YOUR GOAL: Identify each line containing the word "תקצוב" and copy it.
━━━ DATA ROWS
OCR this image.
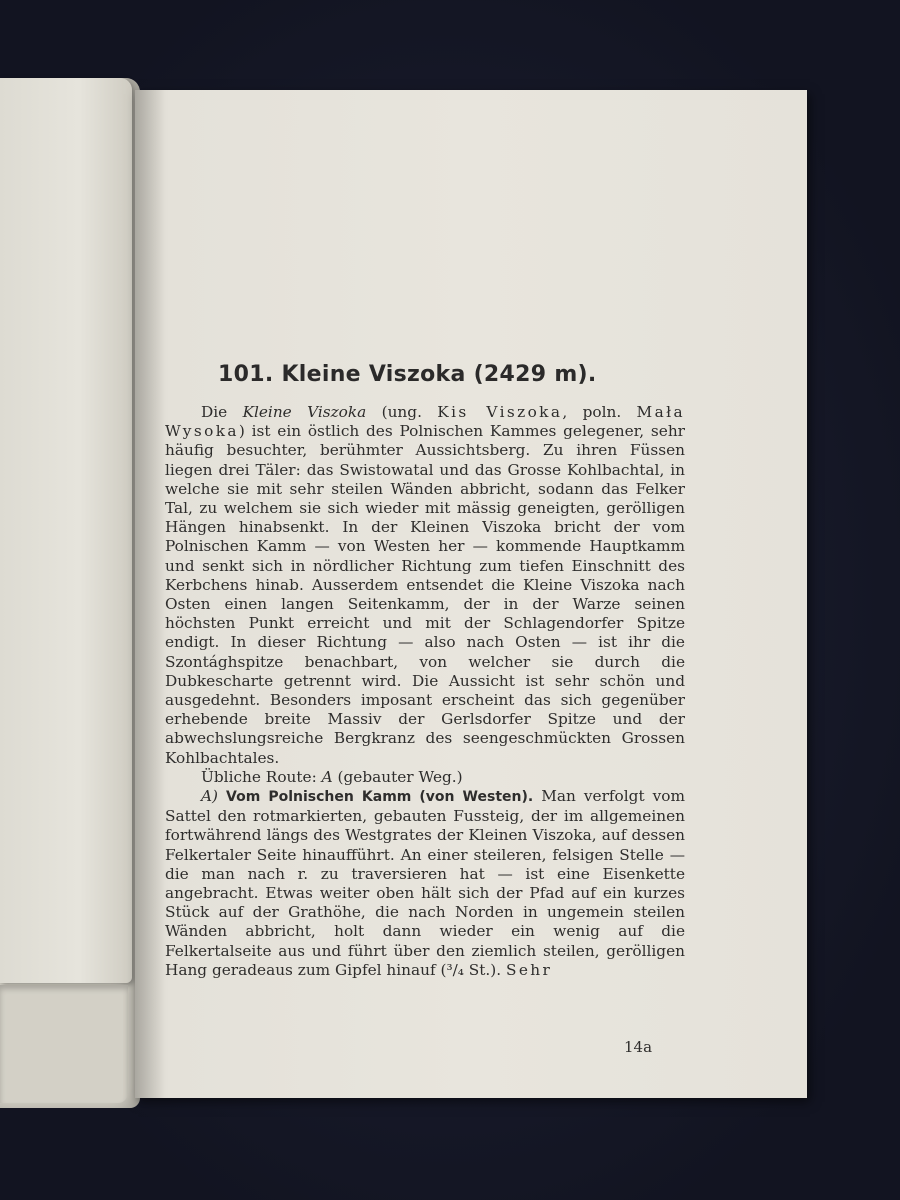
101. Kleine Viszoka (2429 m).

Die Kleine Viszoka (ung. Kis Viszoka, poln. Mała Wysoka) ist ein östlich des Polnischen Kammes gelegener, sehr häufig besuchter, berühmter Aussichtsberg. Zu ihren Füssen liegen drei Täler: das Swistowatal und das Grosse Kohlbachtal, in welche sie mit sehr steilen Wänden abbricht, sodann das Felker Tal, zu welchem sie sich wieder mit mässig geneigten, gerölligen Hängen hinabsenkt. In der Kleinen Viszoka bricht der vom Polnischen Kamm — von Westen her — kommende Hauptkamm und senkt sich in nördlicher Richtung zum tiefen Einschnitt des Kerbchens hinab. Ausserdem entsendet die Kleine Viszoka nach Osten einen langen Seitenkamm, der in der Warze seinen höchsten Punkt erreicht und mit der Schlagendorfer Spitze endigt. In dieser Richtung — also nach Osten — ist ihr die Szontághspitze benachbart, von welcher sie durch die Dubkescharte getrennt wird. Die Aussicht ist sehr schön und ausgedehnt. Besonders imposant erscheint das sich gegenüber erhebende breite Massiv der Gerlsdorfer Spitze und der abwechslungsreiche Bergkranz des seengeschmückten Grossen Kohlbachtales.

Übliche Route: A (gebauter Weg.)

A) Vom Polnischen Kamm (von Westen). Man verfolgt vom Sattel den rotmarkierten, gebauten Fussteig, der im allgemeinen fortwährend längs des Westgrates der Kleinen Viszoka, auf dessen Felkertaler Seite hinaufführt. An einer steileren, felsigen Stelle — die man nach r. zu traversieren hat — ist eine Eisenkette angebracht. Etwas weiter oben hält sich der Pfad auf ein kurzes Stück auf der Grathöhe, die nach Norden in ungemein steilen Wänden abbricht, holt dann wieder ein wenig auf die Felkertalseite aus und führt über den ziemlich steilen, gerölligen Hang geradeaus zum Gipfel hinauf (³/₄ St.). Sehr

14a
━━━━━━
━━━ DATA ROWS
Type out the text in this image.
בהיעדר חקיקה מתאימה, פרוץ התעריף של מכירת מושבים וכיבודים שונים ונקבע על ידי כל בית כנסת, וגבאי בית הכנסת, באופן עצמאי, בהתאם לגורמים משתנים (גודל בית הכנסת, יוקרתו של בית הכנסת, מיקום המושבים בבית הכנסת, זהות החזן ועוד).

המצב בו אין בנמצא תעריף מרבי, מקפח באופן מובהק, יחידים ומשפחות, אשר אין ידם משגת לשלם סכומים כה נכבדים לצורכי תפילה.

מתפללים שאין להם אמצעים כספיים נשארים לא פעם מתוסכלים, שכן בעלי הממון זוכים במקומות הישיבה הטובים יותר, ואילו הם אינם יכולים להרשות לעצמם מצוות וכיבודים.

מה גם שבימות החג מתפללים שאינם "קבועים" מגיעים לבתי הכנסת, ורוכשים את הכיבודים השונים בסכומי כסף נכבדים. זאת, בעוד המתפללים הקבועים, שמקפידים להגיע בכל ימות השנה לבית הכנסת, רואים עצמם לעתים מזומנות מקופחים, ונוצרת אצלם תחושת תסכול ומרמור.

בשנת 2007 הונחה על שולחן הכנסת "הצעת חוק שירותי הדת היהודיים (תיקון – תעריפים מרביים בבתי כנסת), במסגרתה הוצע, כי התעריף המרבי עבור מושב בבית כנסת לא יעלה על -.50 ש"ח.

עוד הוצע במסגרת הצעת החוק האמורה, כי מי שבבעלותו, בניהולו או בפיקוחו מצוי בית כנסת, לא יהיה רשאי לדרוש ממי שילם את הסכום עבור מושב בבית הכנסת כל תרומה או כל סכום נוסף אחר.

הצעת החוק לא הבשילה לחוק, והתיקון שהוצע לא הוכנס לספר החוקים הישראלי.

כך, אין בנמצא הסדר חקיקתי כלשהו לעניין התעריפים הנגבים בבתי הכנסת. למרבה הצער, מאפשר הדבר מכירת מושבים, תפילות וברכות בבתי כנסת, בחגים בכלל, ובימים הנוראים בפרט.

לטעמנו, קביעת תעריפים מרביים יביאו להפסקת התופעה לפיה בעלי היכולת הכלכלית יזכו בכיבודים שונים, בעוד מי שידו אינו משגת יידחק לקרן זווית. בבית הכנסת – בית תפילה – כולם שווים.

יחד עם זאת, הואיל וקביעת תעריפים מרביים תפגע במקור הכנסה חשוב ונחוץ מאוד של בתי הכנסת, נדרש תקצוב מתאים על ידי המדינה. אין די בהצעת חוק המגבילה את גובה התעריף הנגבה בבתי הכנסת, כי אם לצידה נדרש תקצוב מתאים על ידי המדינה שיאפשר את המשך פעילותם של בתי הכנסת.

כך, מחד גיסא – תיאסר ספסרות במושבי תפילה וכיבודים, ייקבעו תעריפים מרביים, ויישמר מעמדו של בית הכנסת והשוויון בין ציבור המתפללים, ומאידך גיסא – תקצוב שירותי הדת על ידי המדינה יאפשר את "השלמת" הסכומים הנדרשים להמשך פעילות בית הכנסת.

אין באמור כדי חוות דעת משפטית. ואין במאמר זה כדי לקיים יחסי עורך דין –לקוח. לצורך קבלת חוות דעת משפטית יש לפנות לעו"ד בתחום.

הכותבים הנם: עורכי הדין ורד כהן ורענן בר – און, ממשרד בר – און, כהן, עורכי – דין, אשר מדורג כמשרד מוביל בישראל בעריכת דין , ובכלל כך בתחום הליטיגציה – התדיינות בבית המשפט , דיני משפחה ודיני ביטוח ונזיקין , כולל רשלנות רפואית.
━━━━━━
RESPONSE TO THIS TASK:
יחד עם זאת, הואיל וקביעת תעריפים מרביים תפגע במקור הכנסה חשוב ונחוץ מאוד של בתי הכנסת, נדרש תקצוב מתאים על ידי המדינה. אין די בהצעת חוק המגבילה את גובה התעריף הנגבה בבתי הכנסת, כי אם לצידה נדרש תקצוב מתאים על ידי המדינה שיאפשר את המשך פעילותם של בתי הכנסת.
כך, מחד גיסא – תיאסר ספסרות במושבי תפילה וכיבודים, ייקבעו תעריפים מרביים, ויישמר מעמדו של בית הכנסת והשוויון בין ציבור המתפללים, ומאידך גיסא – תקצוב שירותי הדת על ידי המדינה יאפשר את "השלמת" הסכומים הנדרשים להמשך פעילות בית הכנסת.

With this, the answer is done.